• Information given
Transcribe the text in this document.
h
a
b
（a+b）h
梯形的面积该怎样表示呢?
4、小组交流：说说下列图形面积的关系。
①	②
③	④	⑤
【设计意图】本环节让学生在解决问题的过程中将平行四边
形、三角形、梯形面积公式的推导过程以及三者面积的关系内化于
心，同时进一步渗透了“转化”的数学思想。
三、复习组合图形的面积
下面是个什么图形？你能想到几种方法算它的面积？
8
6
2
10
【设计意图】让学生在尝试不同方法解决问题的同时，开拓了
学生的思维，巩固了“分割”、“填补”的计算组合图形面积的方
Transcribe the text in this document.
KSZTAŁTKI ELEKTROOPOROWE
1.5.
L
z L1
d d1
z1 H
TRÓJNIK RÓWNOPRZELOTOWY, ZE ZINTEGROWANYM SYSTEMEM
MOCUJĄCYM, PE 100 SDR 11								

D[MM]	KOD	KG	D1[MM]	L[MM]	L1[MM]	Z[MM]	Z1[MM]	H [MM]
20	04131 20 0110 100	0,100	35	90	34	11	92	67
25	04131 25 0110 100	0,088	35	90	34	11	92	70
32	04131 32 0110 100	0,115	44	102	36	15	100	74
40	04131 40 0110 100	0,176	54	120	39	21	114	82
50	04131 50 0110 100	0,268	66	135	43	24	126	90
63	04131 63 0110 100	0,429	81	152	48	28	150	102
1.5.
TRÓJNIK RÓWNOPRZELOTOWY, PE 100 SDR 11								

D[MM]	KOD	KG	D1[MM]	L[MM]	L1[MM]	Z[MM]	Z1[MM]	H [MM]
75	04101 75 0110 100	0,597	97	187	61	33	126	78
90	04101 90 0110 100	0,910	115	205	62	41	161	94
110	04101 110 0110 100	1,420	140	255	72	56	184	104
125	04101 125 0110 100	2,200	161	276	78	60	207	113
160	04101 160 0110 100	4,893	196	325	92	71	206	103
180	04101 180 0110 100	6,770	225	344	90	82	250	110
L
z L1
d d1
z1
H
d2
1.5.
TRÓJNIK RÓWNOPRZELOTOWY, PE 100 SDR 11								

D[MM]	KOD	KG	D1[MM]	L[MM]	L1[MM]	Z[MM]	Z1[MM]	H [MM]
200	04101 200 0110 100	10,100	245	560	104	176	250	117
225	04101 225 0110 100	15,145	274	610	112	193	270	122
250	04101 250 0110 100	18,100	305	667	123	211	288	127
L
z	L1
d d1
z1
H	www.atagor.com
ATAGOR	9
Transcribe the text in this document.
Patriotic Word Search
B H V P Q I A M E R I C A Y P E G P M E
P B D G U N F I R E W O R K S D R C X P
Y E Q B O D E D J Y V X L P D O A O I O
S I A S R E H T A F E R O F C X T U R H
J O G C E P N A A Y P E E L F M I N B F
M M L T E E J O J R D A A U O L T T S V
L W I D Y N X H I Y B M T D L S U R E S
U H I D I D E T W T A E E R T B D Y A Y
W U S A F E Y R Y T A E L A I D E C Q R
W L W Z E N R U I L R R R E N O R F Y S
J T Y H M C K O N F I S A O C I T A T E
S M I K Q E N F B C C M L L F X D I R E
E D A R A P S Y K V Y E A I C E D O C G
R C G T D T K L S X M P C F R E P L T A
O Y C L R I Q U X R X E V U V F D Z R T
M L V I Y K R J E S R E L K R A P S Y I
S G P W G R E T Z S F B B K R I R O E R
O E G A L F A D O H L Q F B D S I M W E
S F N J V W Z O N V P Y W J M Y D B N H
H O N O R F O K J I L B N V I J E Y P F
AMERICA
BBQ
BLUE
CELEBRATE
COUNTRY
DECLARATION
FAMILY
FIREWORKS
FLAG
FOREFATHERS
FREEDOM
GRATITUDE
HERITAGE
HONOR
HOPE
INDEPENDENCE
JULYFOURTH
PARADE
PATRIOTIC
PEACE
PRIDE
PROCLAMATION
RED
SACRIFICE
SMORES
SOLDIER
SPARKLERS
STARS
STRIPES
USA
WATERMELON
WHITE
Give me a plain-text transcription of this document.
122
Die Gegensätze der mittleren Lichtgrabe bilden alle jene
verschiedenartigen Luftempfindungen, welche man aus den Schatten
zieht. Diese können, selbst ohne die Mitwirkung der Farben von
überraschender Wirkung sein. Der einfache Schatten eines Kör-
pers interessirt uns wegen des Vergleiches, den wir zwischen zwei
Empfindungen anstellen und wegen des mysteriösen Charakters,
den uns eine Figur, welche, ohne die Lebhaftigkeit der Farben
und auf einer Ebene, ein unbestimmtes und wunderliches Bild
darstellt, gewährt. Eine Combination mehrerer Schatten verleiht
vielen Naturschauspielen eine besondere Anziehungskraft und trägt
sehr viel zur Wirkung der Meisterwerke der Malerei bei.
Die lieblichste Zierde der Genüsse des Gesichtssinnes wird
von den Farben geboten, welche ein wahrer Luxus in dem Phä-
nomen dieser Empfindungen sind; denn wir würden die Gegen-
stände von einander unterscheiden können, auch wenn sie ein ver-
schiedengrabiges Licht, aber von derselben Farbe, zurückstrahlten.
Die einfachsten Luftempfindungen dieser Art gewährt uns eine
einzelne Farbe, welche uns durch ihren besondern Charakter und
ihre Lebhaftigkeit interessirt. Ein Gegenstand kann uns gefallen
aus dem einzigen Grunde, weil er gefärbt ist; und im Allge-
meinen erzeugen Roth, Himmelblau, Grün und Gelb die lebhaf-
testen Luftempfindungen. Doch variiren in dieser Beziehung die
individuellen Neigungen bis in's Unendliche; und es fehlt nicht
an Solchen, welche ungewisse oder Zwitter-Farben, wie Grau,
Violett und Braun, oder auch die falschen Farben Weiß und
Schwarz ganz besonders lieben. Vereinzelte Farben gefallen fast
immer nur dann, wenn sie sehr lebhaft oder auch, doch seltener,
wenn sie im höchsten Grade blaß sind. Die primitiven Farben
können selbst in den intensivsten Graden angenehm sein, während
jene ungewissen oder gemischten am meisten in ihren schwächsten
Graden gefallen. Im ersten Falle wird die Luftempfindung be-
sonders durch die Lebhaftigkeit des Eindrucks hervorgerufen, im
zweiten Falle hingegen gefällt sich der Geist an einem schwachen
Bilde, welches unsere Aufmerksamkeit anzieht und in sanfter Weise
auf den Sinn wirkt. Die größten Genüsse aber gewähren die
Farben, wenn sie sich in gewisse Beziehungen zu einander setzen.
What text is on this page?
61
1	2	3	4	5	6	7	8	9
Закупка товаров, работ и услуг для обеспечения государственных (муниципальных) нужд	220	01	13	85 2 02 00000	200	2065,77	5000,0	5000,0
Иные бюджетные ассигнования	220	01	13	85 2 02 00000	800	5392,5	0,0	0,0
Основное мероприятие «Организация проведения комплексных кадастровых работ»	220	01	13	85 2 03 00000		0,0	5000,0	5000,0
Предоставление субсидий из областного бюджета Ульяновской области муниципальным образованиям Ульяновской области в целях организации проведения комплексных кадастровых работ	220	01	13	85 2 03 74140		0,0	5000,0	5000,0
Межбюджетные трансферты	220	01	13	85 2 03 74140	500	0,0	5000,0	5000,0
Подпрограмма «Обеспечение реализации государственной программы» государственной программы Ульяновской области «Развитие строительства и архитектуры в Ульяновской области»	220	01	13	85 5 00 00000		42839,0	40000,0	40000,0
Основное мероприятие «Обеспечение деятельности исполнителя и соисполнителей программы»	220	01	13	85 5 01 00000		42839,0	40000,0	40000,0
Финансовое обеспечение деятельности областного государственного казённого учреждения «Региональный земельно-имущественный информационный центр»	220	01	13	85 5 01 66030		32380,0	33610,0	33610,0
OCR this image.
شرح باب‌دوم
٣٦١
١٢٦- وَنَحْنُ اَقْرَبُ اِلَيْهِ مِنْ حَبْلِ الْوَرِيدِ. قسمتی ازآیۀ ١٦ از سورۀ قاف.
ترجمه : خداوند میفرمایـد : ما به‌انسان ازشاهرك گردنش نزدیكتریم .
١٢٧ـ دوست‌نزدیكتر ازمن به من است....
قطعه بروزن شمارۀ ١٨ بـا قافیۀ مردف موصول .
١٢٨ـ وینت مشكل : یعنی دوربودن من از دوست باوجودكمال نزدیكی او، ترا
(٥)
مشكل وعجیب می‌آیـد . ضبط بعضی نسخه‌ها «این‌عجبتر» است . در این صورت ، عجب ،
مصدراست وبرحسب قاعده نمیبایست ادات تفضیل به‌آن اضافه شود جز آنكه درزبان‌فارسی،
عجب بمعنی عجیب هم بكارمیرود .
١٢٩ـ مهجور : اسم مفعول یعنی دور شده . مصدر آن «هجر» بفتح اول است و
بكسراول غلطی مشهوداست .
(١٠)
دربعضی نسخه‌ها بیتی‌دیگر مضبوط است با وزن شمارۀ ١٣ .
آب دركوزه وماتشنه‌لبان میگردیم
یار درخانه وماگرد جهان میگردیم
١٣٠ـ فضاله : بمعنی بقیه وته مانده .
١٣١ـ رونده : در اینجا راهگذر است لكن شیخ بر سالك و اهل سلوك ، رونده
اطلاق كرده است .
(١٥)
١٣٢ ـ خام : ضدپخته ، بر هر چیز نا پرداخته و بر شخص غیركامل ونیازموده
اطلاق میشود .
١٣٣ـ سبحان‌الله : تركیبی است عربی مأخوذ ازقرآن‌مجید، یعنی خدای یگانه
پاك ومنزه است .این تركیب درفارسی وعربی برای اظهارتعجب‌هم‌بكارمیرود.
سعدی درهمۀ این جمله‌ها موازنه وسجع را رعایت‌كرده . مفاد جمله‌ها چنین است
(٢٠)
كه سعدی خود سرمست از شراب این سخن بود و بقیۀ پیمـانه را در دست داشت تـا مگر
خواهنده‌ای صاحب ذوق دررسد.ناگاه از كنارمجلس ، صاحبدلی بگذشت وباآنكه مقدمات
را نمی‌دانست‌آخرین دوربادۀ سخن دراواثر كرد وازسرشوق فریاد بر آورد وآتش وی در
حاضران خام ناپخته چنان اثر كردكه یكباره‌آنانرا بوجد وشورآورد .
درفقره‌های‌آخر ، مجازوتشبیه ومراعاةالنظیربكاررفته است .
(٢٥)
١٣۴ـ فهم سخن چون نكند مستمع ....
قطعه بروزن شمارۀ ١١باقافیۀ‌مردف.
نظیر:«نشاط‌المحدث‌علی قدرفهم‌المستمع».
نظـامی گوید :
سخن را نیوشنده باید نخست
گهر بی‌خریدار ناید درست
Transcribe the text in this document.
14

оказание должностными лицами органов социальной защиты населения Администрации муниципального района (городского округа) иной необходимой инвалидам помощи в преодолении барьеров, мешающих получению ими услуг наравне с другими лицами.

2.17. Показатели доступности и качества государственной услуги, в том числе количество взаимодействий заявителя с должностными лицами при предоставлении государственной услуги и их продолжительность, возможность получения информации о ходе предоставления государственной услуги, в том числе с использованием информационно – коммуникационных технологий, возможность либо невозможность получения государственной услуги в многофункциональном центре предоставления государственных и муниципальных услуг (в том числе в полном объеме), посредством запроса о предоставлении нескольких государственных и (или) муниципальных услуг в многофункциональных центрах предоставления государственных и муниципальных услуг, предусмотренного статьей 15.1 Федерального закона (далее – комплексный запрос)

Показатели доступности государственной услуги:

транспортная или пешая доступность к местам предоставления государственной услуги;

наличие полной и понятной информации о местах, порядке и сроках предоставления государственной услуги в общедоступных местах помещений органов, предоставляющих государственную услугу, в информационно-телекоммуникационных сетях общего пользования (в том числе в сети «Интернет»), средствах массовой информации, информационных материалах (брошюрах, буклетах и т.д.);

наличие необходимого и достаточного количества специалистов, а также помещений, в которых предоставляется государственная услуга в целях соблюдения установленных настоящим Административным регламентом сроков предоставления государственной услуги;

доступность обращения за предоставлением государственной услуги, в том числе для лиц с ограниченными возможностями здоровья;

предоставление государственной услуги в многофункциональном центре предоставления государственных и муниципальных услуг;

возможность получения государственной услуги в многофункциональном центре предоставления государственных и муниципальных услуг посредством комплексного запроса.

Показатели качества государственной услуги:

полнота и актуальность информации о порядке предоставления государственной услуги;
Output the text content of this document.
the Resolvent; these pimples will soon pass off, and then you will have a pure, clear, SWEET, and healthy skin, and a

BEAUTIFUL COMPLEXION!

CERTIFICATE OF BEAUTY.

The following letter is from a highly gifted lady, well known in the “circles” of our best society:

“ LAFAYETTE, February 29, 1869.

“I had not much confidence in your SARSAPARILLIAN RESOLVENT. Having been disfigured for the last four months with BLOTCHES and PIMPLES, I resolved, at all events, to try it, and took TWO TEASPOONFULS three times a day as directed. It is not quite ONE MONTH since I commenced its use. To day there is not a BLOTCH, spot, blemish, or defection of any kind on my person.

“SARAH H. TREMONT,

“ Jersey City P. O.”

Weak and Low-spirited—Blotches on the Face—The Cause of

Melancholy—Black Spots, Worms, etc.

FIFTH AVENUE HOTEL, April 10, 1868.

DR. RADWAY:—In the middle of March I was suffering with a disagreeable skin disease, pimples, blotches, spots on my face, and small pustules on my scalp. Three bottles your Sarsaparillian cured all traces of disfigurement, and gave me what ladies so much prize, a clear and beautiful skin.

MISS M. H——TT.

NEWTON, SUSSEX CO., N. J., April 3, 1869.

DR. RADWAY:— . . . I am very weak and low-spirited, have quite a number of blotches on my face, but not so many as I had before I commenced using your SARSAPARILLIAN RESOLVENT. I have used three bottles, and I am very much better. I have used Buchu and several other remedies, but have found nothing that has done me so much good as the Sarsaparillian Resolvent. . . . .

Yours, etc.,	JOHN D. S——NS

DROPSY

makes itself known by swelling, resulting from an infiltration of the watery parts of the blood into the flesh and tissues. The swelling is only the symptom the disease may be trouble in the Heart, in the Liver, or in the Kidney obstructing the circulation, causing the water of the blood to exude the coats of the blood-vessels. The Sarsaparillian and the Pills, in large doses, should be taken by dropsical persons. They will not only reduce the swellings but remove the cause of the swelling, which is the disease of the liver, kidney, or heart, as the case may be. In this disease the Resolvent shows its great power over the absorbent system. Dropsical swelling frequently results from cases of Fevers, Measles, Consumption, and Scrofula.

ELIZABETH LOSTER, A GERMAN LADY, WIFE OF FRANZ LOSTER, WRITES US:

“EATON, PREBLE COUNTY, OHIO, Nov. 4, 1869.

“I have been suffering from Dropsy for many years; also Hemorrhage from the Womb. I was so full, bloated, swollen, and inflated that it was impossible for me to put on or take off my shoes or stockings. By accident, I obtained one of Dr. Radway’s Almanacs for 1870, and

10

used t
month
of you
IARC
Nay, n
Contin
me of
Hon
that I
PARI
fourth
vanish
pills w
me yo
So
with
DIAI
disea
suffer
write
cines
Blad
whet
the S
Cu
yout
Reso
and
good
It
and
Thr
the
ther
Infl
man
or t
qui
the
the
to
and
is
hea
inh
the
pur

• Exercise aim
Determine how many lines of the data contain "Ульяновской" and give nothing but that number.

• Response
2